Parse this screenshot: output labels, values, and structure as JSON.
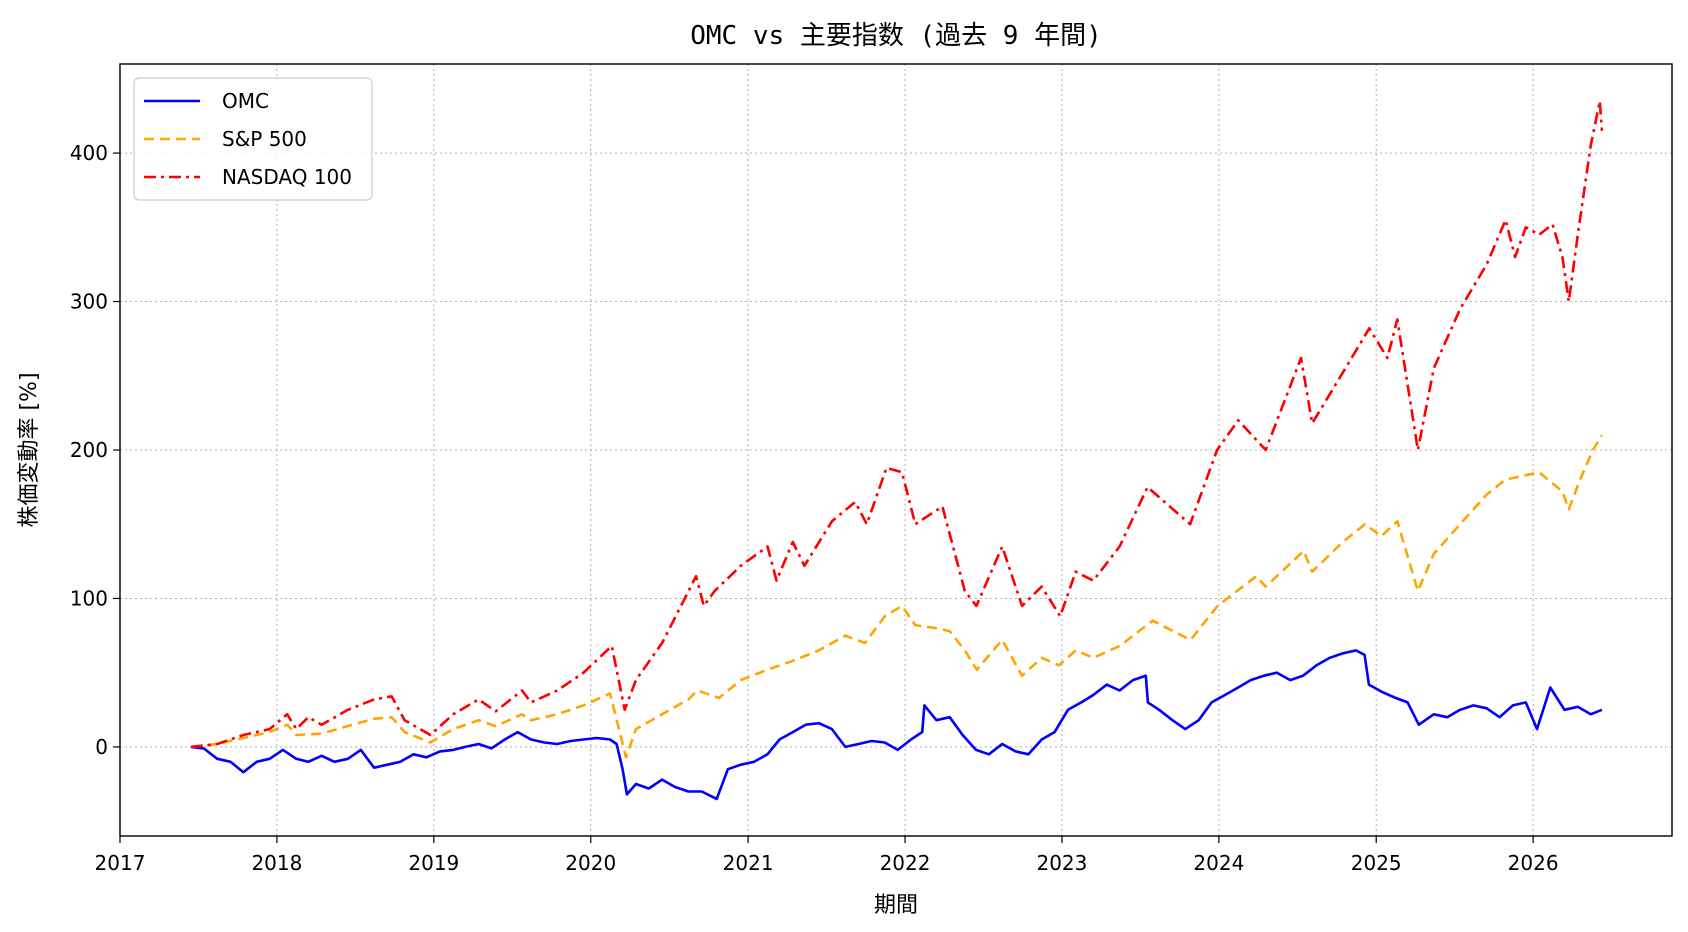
{
  "chart_data": {
    "type": "line",
    "title": "OMC vs 主要指数 (過去 9 年間)",
    "xlabel": "期間",
    "ylabel": "株価変動率 [%]",
    "xlim": [
      "2017-01-01",
      "2026-11-20"
    ],
    "ylim": [
      -60,
      460
    ],
    "xticks": [
      "2017",
      "2018",
      "2019",
      "2020",
      "2021",
      "2022",
      "2023",
      "2024",
      "2025",
      "2026"
    ],
    "yticks": [
      0,
      100,
      200,
      300,
      400
    ],
    "grid": true,
    "legend_position": "upper-left",
    "series": [
      {
        "name": "OMC",
        "color": "#0000ff",
        "style": "solid",
        "points": [
          [
            "2017-06-15",
            0
          ],
          [
            "2017-07-15",
            -1
          ],
          [
            "2017-08-15",
            -8
          ],
          [
            "2017-09-15",
            -10
          ],
          [
            "2017-10-15",
            -17
          ],
          [
            "2017-11-15",
            -10
          ],
          [
            "2017-12-15",
            -8
          ],
          [
            "2018-01-15",
            -2
          ],
          [
            "2018-02-15",
            -8
          ],
          [
            "2018-03-15",
            -10
          ],
          [
            "2018-04-15",
            -6
          ],
          [
            "2018-05-15",
            -10
          ],
          [
            "2018-06-15",
            -8
          ],
          [
            "2018-07-15",
            -2
          ],
          [
            "2018-08-15",
            -14
          ],
          [
            "2018-09-15",
            -12
          ],
          [
            "2018-10-15",
            -10
          ],
          [
            "2018-11-15",
            -5
          ],
          [
            "2018-12-15",
            -7
          ],
          [
            "2019-01-15",
            -3
          ],
          [
            "2019-02-15",
            -2
          ],
          [
            "2019-03-15",
            0
          ],
          [
            "2019-04-15",
            2
          ],
          [
            "2019-05-15",
            -1
          ],
          [
            "2019-06-15",
            5
          ],
          [
            "2019-07-15",
            10
          ],
          [
            "2019-08-15",
            5
          ],
          [
            "2019-09-15",
            3
          ],
          [
            "2019-10-15",
            2
          ],
          [
            "2019-11-15",
            4
          ],
          [
            "2019-12-15",
            5
          ],
          [
            "2020-01-15",
            6
          ],
          [
            "2020-02-15",
            5
          ],
          [
            "2020-03-01",
            2
          ],
          [
            "2020-03-15",
            -15
          ],
          [
            "2020-03-25",
            -32
          ],
          [
            "2020-04-15",
            -25
          ],
          [
            "2020-05-15",
            -28
          ],
          [
            "2020-06-15",
            -22
          ],
          [
            "2020-07-15",
            -27
          ],
          [
            "2020-08-15",
            -30
          ],
          [
            "2020-09-15",
            -30
          ],
          [
            "2020-10-20",
            -35
          ],
          [
            "2020-11-15",
            -15
          ],
          [
            "2020-12-15",
            -12
          ],
          [
            "2021-01-15",
            -10
          ],
          [
            "2021-02-15",
            -5
          ],
          [
            "2021-03-15",
            5
          ],
          [
            "2021-04-15",
            10
          ],
          [
            "2021-05-15",
            15
          ],
          [
            "2021-06-15",
            16
          ],
          [
            "2021-07-15",
            12
          ],
          [
            "2021-08-15",
            0
          ],
          [
            "2021-09-15",
            2
          ],
          [
            "2021-10-15",
            4
          ],
          [
            "2021-11-15",
            3
          ],
          [
            "2021-12-15",
            -2
          ],
          [
            "2022-01-15",
            5
          ],
          [
            "2022-02-10",
            10
          ],
          [
            "2022-02-15",
            28
          ],
          [
            "2022-03-15",
            18
          ],
          [
            "2022-04-15",
            20
          ],
          [
            "2022-05-15",
            8
          ],
          [
            "2022-06-15",
            -2
          ],
          [
            "2022-07-15",
            -5
          ],
          [
            "2022-08-15",
            2
          ],
          [
            "2022-09-15",
            -3
          ],
          [
            "2022-10-15",
            -5
          ],
          [
            "2022-11-15",
            5
          ],
          [
            "2022-12-15",
            10
          ],
          [
            "2023-01-15",
            25
          ],
          [
            "2023-02-15",
            30
          ],
          [
            "2023-03-15",
            35
          ],
          [
            "2023-04-15",
            42
          ],
          [
            "2023-05-15",
            38
          ],
          [
            "2023-06-15",
            45
          ],
          [
            "2023-07-15",
            48
          ],
          [
            "2023-07-20",
            30
          ],
          [
            "2023-08-15",
            25
          ],
          [
            "2023-09-15",
            18
          ],
          [
            "2023-10-15",
            12
          ],
          [
            "2023-11-15",
            18
          ],
          [
            "2023-12-15",
            30
          ],
          [
            "2024-01-15",
            35
          ],
          [
            "2024-02-15",
            40
          ],
          [
            "2024-03-15",
            45
          ],
          [
            "2024-04-15",
            48
          ],
          [
            "2024-05-15",
            50
          ],
          [
            "2024-06-15",
            45
          ],
          [
            "2024-07-15",
            48
          ],
          [
            "2024-08-15",
            55
          ],
          [
            "2024-09-15",
            60
          ],
          [
            "2024-10-15",
            63
          ],
          [
            "2024-11-15",
            65
          ],
          [
            "2024-12-05",
            62
          ],
          [
            "2024-12-15",
            42
          ],
          [
            "2025-01-15",
            37
          ],
          [
            "2025-02-15",
            33
          ],
          [
            "2025-03-15",
            30
          ],
          [
            "2025-04-10",
            15
          ],
          [
            "2025-05-15",
            22
          ],
          [
            "2025-06-15",
            20
          ],
          [
            "2025-07-15",
            25
          ],
          [
            "2025-08-15",
            28
          ],
          [
            "2025-09-15",
            26
          ],
          [
            "2025-10-15",
            20
          ],
          [
            "2025-11-15",
            28
          ],
          [
            "2025-12-15",
            30
          ],
          [
            "2026-01-10",
            12
          ],
          [
            "2026-02-10",
            40
          ],
          [
            "2026-03-15",
            25
          ],
          [
            "2026-04-15",
            27
          ],
          [
            "2026-05-15",
            22
          ],
          [
            "2026-06-10",
            25
          ]
        ]
      },
      {
        "name": "S&P 500",
        "color": "#ffa500",
        "style": "dashed",
        "points": [
          [
            "2017-06-15",
            0
          ],
          [
            "2017-08-15",
            2
          ],
          [
            "2017-10-15",
            6
          ],
          [
            "2017-12-15",
            10
          ],
          [
            "2018-01-25",
            15
          ],
          [
            "2018-02-15",
            8
          ],
          [
            "2018-04-15",
            9
          ],
          [
            "2018-06-15",
            14
          ],
          [
            "2018-08-15",
            19
          ],
          [
            "2018-09-25",
            20
          ],
          [
            "2018-10-25",
            10
          ],
          [
            "2018-12-24",
            3
          ],
          [
            "2019-02-15",
            12
          ],
          [
            "2019-04-15",
            18
          ],
          [
            "2019-05-25",
            14
          ],
          [
            "2019-07-25",
            22
          ],
          [
            "2019-08-15",
            18
          ],
          [
            "2019-10-15",
            22
          ],
          [
            "2019-12-15",
            28
          ],
          [
            "2020-02-15",
            36
          ],
          [
            "2020-03-23",
            -7
          ],
          [
            "2020-04-15",
            12
          ],
          [
            "2020-06-15",
            22
          ],
          [
            "2020-08-15",
            32
          ],
          [
            "2020-09-05",
            38
          ],
          [
            "2020-10-25",
            33
          ],
          [
            "2020-12-15",
            45
          ],
          [
            "2021-02-15",
            52
          ],
          [
            "2021-04-15",
            58
          ],
          [
            "2021-06-15",
            65
          ],
          [
            "2021-08-15",
            75
          ],
          [
            "2021-09-30",
            70
          ],
          [
            "2021-11-15",
            88
          ],
          [
            "2021-12-25",
            95
          ],
          [
            "2022-01-25",
            82
          ],
          [
            "2022-03-15",
            80
          ],
          [
            "2022-04-15",
            78
          ],
          [
            "2022-05-20",
            65
          ],
          [
            "2022-06-17",
            52
          ],
          [
            "2022-08-15",
            72
          ],
          [
            "2022-09-30",
            48
          ],
          [
            "2022-11-15",
            60
          ],
          [
            "2022-12-25",
            55
          ],
          [
            "2023-02-02",
            65
          ],
          [
            "2023-03-15",
            60
          ],
          [
            "2023-05-15",
            68
          ],
          [
            "2023-07-31",
            85
          ],
          [
            "2023-10-27",
            72
          ],
          [
            "2023-12-29",
            95
          ],
          [
            "2024-03-28",
            115
          ],
          [
            "2024-04-19",
            108
          ],
          [
            "2024-07-16",
            132
          ],
          [
            "2024-08-05",
            118
          ],
          [
            "2024-10-15",
            138
          ],
          [
            "2024-12-06",
            150
          ],
          [
            "2025-01-13",
            142
          ],
          [
            "2025-02-19",
            152
          ],
          [
            "2025-04-08",
            105
          ],
          [
            "2025-05-15",
            130
          ],
          [
            "2025-07-15",
            150
          ],
          [
            "2025-09-15",
            170
          ],
          [
            "2025-10-28",
            180
          ],
          [
            "2025-12-15",
            183
          ],
          [
            "2026-01-15",
            185
          ],
          [
            "2026-03-10",
            172
          ],
          [
            "2026-03-25",
            160
          ],
          [
            "2026-04-20",
            180
          ],
          [
            "2026-05-20",
            200
          ],
          [
            "2026-06-10",
            210
          ]
        ]
      },
      {
        "name": "NASDAQ 100",
        "color": "#ff0000",
        "style": "dashdot",
        "points": [
          [
            "2017-06-15",
            0
          ],
          [
            "2017-08-15",
            2
          ],
          [
            "2017-10-15",
            8
          ],
          [
            "2017-12-15",
            12
          ],
          [
            "2018-01-25",
            22
          ],
          [
            "2018-02-15",
            12
          ],
          [
            "2018-03-15",
            20
          ],
          [
            "2018-04-15",
            15
          ],
          [
            "2018-06-15",
            25
          ],
          [
            "2018-08-15",
            32
          ],
          [
            "2018-09-25",
            34
          ],
          [
            "2018-10-25",
            18
          ],
          [
            "2018-12-24",
            8
          ],
          [
            "2019-02-15",
            22
          ],
          [
            "2019-04-15",
            32
          ],
          [
            "2019-05-25",
            24
          ],
          [
            "2019-07-25",
            38
          ],
          [
            "2019-08-15",
            30
          ],
          [
            "2019-10-15",
            38
          ],
          [
            "2019-12-15",
            50
          ],
          [
            "2020-02-19",
            68
          ],
          [
            "2020-03-20",
            25
          ],
          [
            "2020-04-15",
            45
          ],
          [
            "2020-06-15",
            70
          ],
          [
            "2020-09-02",
            115
          ],
          [
            "2020-09-20",
            95
          ],
          [
            "2020-10-15",
            105
          ],
          [
            "2020-12-15",
            122
          ],
          [
            "2021-02-15",
            135
          ],
          [
            "2021-03-08",
            112
          ],
          [
            "2021-04-15",
            138
          ],
          [
            "2021-05-12",
            122
          ],
          [
            "2021-07-15",
            152
          ],
          [
            "2021-09-07",
            165
          ],
          [
            "2021-10-04",
            150
          ],
          [
            "2021-11-19",
            188
          ],
          [
            "2021-12-25",
            185
          ],
          [
            "2022-01-25",
            150
          ],
          [
            "2022-03-29",
            162
          ],
          [
            "2022-05-20",
            105
          ],
          [
            "2022-06-16",
            95
          ],
          [
            "2022-08-15",
            135
          ],
          [
            "2022-09-30",
            95
          ],
          [
            "2022-11-15",
            108
          ],
          [
            "2022-12-28",
            88
          ],
          [
            "2023-02-02",
            118
          ],
          [
            "2023-03-15",
            112
          ],
          [
            "2023-05-15",
            135
          ],
          [
            "2023-07-19",
            175
          ],
          [
            "2023-10-26",
            150
          ],
          [
            "2023-12-28",
            200
          ],
          [
            "2024-02-15",
            220
          ],
          [
            "2024-04-19",
            200
          ],
          [
            "2024-07-10",
            262
          ],
          [
            "2024-08-05",
            218
          ],
          [
            "2024-10-15",
            252
          ],
          [
            "2024-12-16",
            282
          ],
          [
            "2025-01-27",
            262
          ],
          [
            "2025-02-19",
            288
          ],
          [
            "2025-04-08",
            200
          ],
          [
            "2025-05-15",
            255
          ],
          [
            "2025-07-15",
            295
          ],
          [
            "2025-09-15",
            325
          ],
          [
            "2025-10-29",
            355
          ],
          [
            "2025-11-20",
            330
          ],
          [
            "2025-12-15",
            350
          ],
          [
            "2026-01-15",
            345
          ],
          [
            "2026-02-15",
            352
          ],
          [
            "2026-03-10",
            330
          ],
          [
            "2026-03-25",
            300
          ],
          [
            "2026-04-15",
            345
          ],
          [
            "2026-05-15",
            405
          ],
          [
            "2026-06-05",
            435
          ],
          [
            "2026-06-10",
            415
          ]
        ]
      }
    ]
  }
}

··········

WHAT YOU SHOULD DO => Copy every line that contains the string "color".

EXERCISE RESPONSE =>
        "color": "#0000ff",
        "color": "#ffa500",
        "color": "#ff0000",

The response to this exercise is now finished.